■ MATERIAL FOR THE TASK:
^^^^^^^^

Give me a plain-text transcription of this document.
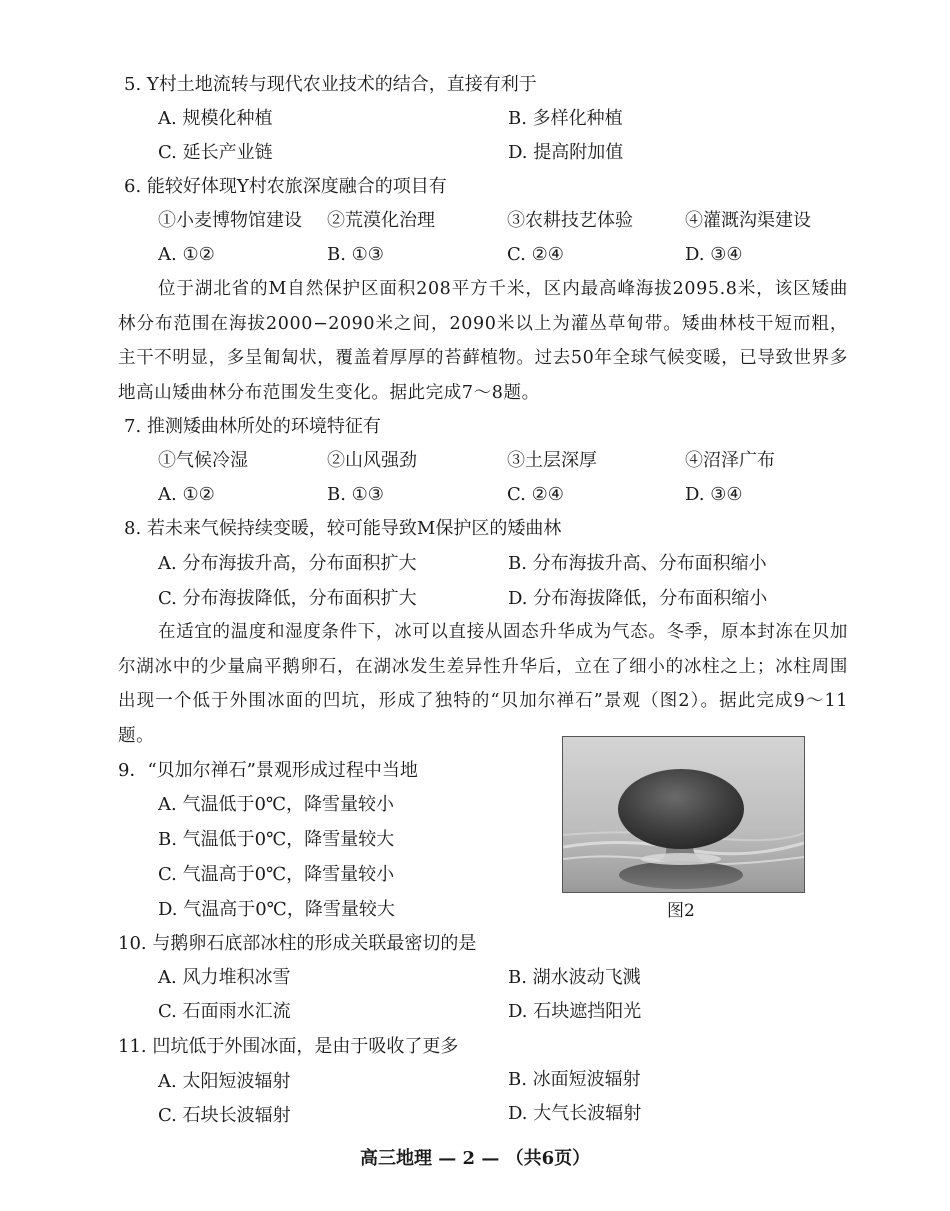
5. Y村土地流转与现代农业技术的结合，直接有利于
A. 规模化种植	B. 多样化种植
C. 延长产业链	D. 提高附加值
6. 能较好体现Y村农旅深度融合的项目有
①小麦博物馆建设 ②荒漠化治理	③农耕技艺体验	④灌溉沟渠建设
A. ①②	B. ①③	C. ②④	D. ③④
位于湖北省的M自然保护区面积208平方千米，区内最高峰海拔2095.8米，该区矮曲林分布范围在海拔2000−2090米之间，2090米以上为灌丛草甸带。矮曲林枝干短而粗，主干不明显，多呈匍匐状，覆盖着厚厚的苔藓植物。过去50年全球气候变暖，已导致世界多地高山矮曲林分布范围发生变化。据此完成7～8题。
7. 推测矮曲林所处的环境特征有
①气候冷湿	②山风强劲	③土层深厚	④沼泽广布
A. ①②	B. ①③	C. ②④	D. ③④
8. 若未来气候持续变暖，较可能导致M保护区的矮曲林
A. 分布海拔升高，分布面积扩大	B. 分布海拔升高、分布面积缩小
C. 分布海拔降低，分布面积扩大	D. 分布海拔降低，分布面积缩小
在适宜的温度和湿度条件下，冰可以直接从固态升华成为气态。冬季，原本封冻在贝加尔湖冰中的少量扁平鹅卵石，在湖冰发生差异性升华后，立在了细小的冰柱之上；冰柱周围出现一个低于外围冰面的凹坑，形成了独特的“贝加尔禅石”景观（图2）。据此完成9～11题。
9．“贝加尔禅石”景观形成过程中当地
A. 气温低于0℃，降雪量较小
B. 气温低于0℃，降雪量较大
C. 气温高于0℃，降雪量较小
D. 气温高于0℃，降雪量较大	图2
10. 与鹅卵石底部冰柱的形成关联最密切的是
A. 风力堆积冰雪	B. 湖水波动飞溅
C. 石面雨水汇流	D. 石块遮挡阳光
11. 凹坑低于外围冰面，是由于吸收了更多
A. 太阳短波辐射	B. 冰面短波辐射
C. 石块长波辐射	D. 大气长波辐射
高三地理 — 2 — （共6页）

^^^^^^^^

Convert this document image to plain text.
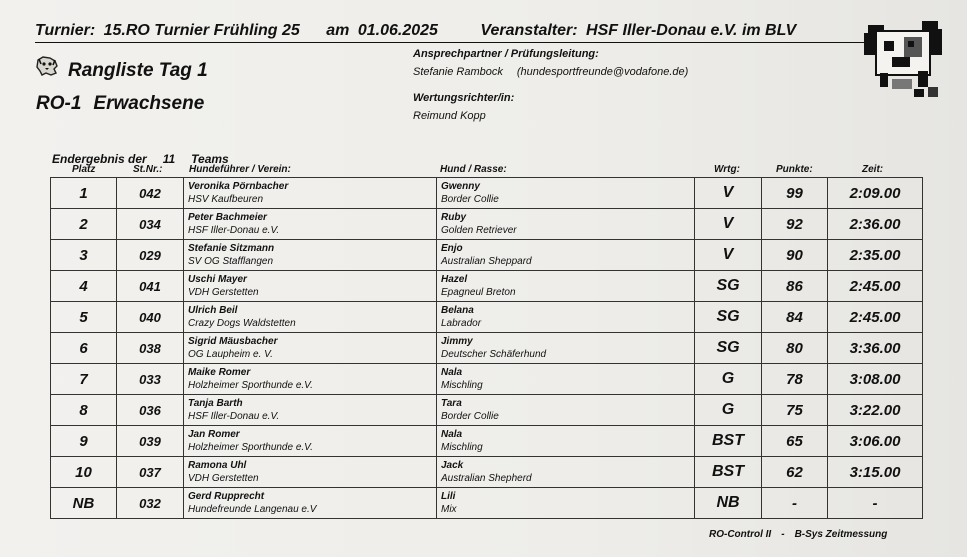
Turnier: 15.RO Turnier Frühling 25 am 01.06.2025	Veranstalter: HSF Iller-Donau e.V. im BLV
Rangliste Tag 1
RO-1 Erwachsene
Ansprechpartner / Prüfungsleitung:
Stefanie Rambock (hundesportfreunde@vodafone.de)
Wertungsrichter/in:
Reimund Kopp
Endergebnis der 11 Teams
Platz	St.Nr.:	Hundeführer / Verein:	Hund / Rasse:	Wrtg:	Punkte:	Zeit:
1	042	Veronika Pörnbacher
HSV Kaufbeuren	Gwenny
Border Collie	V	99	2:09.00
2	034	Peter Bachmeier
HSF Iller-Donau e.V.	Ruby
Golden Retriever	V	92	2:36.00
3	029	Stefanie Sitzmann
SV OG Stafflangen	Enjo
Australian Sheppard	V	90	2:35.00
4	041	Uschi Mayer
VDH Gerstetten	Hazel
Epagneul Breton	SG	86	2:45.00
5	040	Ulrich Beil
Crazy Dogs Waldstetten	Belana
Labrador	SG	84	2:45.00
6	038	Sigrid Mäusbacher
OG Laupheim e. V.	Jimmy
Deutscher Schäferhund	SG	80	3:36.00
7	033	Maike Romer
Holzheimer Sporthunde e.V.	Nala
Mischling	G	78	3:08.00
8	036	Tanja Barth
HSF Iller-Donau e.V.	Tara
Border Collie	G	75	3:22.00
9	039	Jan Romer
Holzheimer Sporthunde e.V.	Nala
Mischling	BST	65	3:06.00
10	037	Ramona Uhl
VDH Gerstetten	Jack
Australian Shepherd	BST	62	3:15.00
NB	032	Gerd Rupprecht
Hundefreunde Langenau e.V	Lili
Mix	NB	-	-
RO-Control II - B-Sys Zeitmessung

^^^^^^^^

■ THE REQUEST:
Track down all lines above with the string "Stefanie" and copy them.

■ EXERCISE RESPONSE:
Stefanie Rambock (hundesportfreunde@vodafone.de)
3	029	Stefanie Sitzmann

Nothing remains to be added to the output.